• Task to complete: Copy the lines below from the first one through the line containing "spinner-arrows-icon: ▲▼ bbox=[557, 267, 563, 287]", swapping every "interactable" for "clickable" and keeping everything else the same.

• Entries supplied:
============

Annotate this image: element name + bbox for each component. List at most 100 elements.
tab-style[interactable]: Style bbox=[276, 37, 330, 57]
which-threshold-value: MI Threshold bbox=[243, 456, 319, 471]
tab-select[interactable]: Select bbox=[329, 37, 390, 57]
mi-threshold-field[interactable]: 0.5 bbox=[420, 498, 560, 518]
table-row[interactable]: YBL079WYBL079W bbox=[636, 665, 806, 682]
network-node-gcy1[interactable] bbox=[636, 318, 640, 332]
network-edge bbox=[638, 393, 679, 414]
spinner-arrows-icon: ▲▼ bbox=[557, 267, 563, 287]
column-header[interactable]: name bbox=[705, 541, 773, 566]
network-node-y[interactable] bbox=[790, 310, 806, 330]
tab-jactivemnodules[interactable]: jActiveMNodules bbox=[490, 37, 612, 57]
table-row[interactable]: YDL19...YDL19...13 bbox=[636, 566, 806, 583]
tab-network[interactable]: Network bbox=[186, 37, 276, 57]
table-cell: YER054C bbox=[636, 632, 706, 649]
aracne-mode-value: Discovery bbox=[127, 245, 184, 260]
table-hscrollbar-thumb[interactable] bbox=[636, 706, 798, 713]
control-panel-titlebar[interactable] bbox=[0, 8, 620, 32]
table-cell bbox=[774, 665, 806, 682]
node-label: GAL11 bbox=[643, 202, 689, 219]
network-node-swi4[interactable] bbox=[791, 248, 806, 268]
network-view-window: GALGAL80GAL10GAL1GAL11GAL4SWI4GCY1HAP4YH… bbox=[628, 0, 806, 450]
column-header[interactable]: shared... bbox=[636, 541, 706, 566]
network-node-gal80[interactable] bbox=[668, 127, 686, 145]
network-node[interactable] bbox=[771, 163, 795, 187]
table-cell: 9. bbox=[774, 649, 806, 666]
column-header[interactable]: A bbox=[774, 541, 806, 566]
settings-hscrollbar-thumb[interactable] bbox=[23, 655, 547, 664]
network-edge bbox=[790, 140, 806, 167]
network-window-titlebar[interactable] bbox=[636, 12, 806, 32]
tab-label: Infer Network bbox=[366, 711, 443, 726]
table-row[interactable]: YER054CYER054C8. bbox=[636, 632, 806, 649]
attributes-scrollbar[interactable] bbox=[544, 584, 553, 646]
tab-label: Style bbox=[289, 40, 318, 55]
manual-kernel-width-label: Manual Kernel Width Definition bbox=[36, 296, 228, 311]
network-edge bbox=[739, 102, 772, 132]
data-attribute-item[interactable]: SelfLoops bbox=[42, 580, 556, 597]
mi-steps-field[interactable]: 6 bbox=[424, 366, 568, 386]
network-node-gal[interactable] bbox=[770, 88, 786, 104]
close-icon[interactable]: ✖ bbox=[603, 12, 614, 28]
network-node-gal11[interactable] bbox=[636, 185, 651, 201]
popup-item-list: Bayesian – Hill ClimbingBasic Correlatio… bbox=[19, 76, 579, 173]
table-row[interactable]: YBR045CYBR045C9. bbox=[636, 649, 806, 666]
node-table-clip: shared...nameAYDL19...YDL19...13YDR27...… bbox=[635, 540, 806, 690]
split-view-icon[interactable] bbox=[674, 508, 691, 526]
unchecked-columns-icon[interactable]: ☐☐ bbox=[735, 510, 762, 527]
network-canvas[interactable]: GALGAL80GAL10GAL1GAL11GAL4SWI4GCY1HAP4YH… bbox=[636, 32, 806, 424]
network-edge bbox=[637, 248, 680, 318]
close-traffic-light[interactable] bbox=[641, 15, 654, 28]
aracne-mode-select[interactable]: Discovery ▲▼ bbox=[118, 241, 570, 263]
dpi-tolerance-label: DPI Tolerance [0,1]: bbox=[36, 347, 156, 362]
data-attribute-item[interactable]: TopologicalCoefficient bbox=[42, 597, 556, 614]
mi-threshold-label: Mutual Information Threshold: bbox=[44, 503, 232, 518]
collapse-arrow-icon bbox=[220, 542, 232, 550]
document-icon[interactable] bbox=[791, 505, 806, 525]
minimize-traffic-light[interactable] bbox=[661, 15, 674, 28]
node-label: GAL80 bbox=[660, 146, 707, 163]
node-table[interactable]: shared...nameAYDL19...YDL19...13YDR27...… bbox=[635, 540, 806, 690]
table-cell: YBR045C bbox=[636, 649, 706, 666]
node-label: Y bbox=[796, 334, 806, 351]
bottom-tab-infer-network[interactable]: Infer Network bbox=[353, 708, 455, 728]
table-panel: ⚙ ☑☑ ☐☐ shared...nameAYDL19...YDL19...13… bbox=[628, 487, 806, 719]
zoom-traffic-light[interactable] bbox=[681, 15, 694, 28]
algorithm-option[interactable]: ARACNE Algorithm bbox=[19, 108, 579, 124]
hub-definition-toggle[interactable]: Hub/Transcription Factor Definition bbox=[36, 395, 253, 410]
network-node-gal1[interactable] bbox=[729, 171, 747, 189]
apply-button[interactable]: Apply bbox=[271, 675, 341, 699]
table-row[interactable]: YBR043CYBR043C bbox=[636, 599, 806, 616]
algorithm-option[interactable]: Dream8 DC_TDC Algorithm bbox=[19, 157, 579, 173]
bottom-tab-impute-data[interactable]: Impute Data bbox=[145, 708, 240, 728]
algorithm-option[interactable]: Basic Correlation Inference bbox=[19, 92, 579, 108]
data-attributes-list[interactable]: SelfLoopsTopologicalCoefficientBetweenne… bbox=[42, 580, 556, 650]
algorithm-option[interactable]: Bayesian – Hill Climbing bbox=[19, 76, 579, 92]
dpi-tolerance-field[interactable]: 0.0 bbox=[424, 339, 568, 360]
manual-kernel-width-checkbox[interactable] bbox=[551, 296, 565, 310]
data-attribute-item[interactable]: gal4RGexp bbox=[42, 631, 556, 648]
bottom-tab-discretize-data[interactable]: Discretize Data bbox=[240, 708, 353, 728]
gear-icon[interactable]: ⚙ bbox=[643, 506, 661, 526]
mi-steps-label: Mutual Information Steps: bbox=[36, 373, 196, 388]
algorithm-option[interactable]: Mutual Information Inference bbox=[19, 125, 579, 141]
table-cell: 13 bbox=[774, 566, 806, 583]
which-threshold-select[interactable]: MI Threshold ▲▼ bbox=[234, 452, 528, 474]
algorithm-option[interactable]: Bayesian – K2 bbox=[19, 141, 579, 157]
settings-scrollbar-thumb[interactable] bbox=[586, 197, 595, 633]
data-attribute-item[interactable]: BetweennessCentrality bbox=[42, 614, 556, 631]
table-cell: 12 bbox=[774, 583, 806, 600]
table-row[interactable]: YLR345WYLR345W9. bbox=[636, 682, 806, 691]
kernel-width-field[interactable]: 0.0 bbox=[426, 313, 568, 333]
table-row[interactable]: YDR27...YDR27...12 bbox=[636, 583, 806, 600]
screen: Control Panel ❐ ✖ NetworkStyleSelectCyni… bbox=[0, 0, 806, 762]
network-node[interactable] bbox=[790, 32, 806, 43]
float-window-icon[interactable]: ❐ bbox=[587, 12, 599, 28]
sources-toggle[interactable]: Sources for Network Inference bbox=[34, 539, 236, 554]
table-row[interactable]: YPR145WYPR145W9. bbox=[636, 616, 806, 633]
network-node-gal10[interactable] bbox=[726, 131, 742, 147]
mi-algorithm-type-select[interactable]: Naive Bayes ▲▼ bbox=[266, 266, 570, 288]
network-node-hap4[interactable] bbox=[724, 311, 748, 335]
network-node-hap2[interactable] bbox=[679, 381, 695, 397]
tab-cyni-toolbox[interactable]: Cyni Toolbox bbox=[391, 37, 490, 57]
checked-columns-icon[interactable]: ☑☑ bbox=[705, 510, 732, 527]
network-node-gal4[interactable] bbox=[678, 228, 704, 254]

============

• Response below:
Annotate this image: element name + bbox for each component. List at most 100 elements.
tab-style[clickable]: Style bbox=[276, 37, 330, 57]
which-threshold-value: MI Threshold bbox=[243, 456, 319, 471]
tab-select[clickable]: Select bbox=[329, 37, 390, 57]
mi-threshold-field[clickable]: 0.5 bbox=[420, 498, 560, 518]
table-row[clickable]: YBL079WYBL079W bbox=[636, 665, 806, 682]
network-node-gcy1[clickable] bbox=[636, 318, 640, 332]
network-edge bbox=[638, 393, 679, 414]
spinner-arrows-icon: ▲▼ bbox=[557, 267, 563, 287]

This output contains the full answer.